▸ **Dataset items**:
▼

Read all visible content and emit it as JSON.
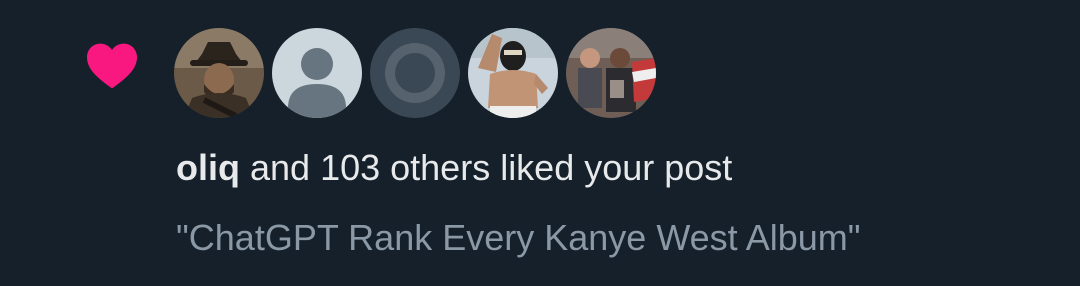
{
  "notification": {
    "icon": "heart-icon",
    "icon_color": "#f91880",
    "avatars": [
      {
        "kind": "photo-cowboy"
      },
      {
        "kind": "default-avatar"
      },
      {
        "kind": "symbol-emblem"
      },
      {
        "kind": "photo-masked-wrestler"
      },
      {
        "kind": "photo-crowd"
      }
    ],
    "user": "oliq",
    "summary_rest": "and 103 others liked your post",
    "post_preview": "\"ChatGPT Rank Every Kanye West Album\""
  },
  "colors": {
    "background": "#15202b",
    "text_primary": "#e7e9ea",
    "text_secondary": "#8b98a5",
    "accent": "#f91880"
  }
}
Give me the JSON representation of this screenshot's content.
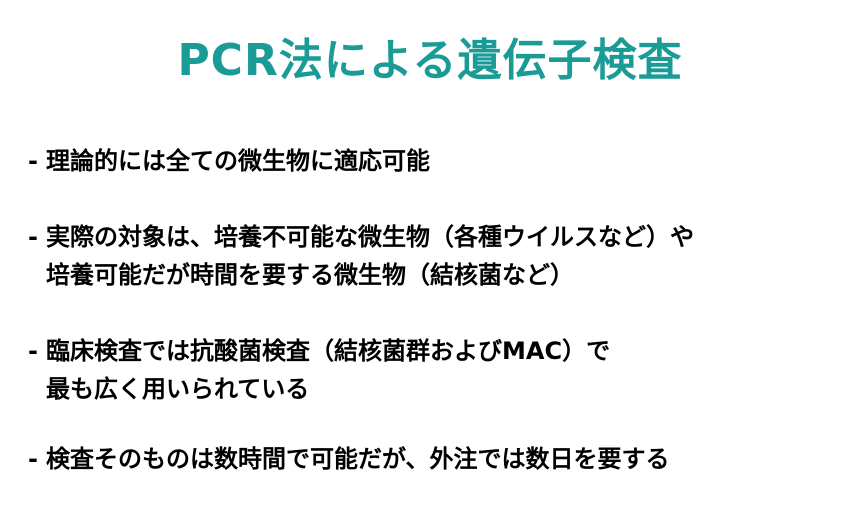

▲

▸ **What you need to do**: Output the full set of records above without changing a word, and drop the images.

▸ **Task output**:
Read all visible content and emit it as JSON.
{
  "notification": {
    "icon": "heart-icon",
    "icon_color": "#f91880",
    "avatars": [
      {
        "kind": "photo-cowboy"
      },
      {
        "kind": "default-avatar"
      },
      {
        "kind": "symbol-emblem"
      },
      {
        "kind": "photo-masked-wrestler"
      },
      {
        "kind": "photo-crowd"
      }
    ],
    "user": "oliq",
    "summary_rest": "and 103 others liked your post",
    "post_preview": "\"ChatGPT Rank Every Kanye West Album\""
  },
  "colors": {
    "background": "#15202b",
    "text_primary": "#e7e9ea",
    "text_secondary": "#8b98a5",
    "accent": "#f91880"
  }
}
Give me the JSON representation of this screenshot's content.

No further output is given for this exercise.